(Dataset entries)
-------------------------

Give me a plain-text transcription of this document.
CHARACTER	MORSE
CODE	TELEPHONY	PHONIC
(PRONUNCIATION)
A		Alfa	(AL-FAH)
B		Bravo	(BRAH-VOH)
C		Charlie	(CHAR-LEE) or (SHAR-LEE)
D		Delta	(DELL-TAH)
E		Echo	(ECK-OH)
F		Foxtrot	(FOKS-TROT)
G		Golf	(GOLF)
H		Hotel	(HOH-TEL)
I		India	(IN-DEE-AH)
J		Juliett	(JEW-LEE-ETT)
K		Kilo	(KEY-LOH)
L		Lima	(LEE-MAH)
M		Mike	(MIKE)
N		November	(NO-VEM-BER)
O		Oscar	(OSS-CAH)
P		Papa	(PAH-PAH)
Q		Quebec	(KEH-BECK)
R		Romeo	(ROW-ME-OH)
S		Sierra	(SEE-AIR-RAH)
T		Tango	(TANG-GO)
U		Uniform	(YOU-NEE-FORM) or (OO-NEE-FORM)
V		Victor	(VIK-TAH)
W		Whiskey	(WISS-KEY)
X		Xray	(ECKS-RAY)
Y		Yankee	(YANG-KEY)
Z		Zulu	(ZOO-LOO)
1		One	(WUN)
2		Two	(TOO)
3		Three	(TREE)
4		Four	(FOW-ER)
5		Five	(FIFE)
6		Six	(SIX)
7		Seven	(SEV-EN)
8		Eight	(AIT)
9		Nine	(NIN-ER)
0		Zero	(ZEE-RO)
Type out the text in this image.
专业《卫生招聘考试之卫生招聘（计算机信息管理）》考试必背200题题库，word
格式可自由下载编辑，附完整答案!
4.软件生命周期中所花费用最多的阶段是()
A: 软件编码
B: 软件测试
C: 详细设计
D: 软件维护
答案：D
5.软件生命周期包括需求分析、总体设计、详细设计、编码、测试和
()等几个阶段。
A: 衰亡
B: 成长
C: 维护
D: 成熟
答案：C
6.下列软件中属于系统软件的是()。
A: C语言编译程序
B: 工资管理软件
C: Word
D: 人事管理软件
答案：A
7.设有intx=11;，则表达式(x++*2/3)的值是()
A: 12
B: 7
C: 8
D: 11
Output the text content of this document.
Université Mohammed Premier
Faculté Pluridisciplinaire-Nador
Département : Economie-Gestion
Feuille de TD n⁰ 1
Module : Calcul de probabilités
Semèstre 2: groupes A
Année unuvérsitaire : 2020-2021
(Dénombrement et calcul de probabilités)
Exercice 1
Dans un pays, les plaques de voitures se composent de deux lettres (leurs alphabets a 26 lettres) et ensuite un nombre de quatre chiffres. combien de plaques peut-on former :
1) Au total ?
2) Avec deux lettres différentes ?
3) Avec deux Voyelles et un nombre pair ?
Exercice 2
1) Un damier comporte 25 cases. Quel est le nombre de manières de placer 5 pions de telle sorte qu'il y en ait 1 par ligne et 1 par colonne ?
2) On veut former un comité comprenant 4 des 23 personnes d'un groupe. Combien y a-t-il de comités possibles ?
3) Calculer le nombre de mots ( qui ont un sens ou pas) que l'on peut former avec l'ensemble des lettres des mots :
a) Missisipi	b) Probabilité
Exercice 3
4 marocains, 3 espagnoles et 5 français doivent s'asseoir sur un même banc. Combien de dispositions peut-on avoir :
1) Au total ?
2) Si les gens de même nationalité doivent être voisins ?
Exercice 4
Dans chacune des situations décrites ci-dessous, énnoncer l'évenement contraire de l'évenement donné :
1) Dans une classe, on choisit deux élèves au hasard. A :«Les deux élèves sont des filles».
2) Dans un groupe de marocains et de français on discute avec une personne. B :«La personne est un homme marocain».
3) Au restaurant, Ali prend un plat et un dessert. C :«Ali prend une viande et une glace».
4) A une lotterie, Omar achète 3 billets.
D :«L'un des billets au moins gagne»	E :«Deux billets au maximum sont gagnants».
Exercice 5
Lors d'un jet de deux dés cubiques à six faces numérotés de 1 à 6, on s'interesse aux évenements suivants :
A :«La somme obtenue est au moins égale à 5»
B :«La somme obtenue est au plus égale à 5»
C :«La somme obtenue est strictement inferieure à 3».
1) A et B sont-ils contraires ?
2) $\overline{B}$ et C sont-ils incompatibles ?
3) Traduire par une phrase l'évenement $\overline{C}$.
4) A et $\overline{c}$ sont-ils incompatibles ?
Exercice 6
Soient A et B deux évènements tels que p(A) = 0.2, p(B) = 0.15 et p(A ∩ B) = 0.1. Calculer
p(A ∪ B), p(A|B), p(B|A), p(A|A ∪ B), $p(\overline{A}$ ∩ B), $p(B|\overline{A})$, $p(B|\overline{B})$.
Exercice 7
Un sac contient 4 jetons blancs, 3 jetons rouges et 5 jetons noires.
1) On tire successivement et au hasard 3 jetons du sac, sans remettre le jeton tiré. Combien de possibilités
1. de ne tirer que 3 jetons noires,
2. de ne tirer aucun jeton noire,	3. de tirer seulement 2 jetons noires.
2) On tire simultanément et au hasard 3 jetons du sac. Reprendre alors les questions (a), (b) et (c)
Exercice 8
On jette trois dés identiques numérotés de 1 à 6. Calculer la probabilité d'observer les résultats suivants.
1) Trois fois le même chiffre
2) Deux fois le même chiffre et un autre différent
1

-------------------------

■ **Task requirements**
Extract every record and return it verbatim.

■ **Finished answer**
Give me a plain-text transcription of this document.
CHARACTER	MORSE
CODE	TELEPHONY	PHONIC
(PRONUNCIATION)
A		Alfa	(AL-FAH)
B		Bravo	(BRAH-VOH)
C		Charlie	(CHAR-LEE) or (SHAR-LEE)
D		Delta	(DELL-TAH)
E		Echo	(ECK-OH)
F		Foxtrot	(FOKS-TROT)
G		Golf	(GOLF)
H		Hotel	(HOH-TEL)
I		India	(IN-DEE-AH)
J		Juliett	(JEW-LEE-ETT)
K		Kilo	(KEY-LOH)
L		Lima	(LEE-MAH)
M		Mike	(MIKE)
N		November	(NO-VEM-BER)
O		Oscar	(OSS-CAH)
P		Papa	(PAH-PAH)
Q		Quebec	(KEH-BECK)
R		Romeo	(ROW-ME-OH)
S		Sierra	(SEE-AIR-RAH)
T		Tango	(TANG-GO)
U		Uniform	(YOU-NEE-FORM) or (OO-NEE-FORM)
V		Victor	(VIK-TAH)
W		Whiskey	(WISS-KEY)
X		Xray	(ECKS-RAY)
Y		Yankee	(YANG-KEY)
Z		Zulu	(ZOO-LOO)
1		One	(WUN)
2		Two	(TOO)
3		Three	(TREE)
4		Four	(FOW-ER)
5		Five	(FIFE)
6		Six	(SIX)
7		Seven	(SEV-EN)
8		Eight	(AIT)
9		Nine	(NIN-ER)
0		Zero	(ZEE-RO)
Type out the text in this image.
专业《卫生招聘考试之卫生招聘（计算机信息管理）》考试必背200题题库，word
格式可自由下载编辑，附完整答案!
4.软件生命周期中所花费用最多的阶段是()
A: 软件编码
B: 软件测试
C: 详细设计
D: 软件维护
答案：D
5.软件生命周期包括需求分析、总体设计、详细设计、编码、测试和
()等几个阶段。
A: 衰亡
B: 成长
C: 维护
D: 成熟
答案：C
6.下列软件中属于系统软件的是()。
A: C语言编译程序
B: 工资管理软件
C: Word
D: 人事管理软件
答案：A
7.设有intx=11;，则表达式(x++*2/3)的值是()
A: 12
B: 7
C: 8
D: 11
Output the text content of this document.
Université Mohammed Premier
Faculté Pluridisciplinaire-Nador
Département : Economie-Gestion
Feuille de TD n⁰ 1
Module : Calcul de probabilités
Semèstre 2: groupes A
Année unuvérsitaire : 2020-2021
(Dénombrement et calcul de probabilités)
Exercice 1
Dans un pays, les plaques de voitures se composent de deux lettres (leurs alphabets a 26 lettres) et ensuite un nombre de quatre chiffres. combien de plaques peut-on former :
1) Au total ?
2) Avec deux lettres différentes ?
3) Avec deux Voyelles et un nombre pair ?
Exercice 2
1) Un damier comporte 25 cases. Quel est le nombre de manières de placer 5 pions de telle sorte qu'il y en ait 1 par ligne et 1 par colonne ?
2) On veut former un comité comprenant 4 des 23 personnes d'un groupe. Combien y a-t-il de comités possibles ?
3) Calculer le nombre de mots ( qui ont un sens ou pas) que l'on peut former avec l'ensemble des lettres des mots :
a) Missisipi	b) Probabilité
Exercice 3
4 marocains, 3 espagnoles et 5 français doivent s'asseoir sur un même banc. Combien de dispositions peut-on avoir :
1) Au total ?
2) Si les gens de même nationalité doivent être voisins ?
Exercice 4
Dans chacune des situations décrites ci-dessous, énnoncer l'évenement contraire de l'évenement donné :
1) Dans une classe, on choisit deux élèves au hasard. A :«Les deux élèves sont des filles».
2) Dans un groupe de marocains et de français on discute avec une personne. B :«La personne est un homme marocain».
3) Au restaurant, Ali prend un plat et un dessert. C :«Ali prend une viande et une glace».
4) A une lotterie, Omar achète 3 billets.
D :«L'un des billets au moins gagne»	E :«Deux billets au maximum sont gagnants».
Exercice 5
Lors d'un jet de deux dés cubiques à six faces numérotés de 1 à 6, on s'interesse aux évenements suivants :
A :«La somme obtenue est au moins égale à 5»
B :«La somme obtenue est au plus égale à 5»
C :«La somme obtenue est strictement inferieure à 3».
1) A et B sont-ils contraires ?
2) $\overline{B}$ et C sont-ils incompatibles ?
3) Traduire par une phrase l'évenement $\overline{C}$.
4) A et $\overline{c}$ sont-ils incompatibles ?
Exercice 6
Soient A et B deux évènements tels que p(A) = 0.2, p(B) = 0.15 et p(A ∩ B) = 0.1. Calculer
p(A ∪ B), p(A|B), p(B|A), p(A|A ∪ B), $p(\overline{A}$ ∩ B), $p(B|\overline{A})$, $p(B|\overline{B})$.
Exercice 7
Un sac contient 4 jetons blancs, 3 jetons rouges et 5 jetons noires.
1) On tire successivement et au hasard 3 jetons du sac, sans remettre le jeton tiré. Combien de possibilités
1. de ne tirer que 3 jetons noires,
2. de ne tirer aucun jeton noire,	3. de tirer seulement 2 jetons noires.
2) On tire simultanément et au hasard 3 jetons du sac. Reprendre alors les questions (a), (b) et (c)
Exercice 8
On jette trois dés identiques numérotés de 1 à 6. Calculer la probabilité d'observer les résultats suivants.
1) Trois fois le même chiffre
2) Deux fois le même chiffre et un autre différent
1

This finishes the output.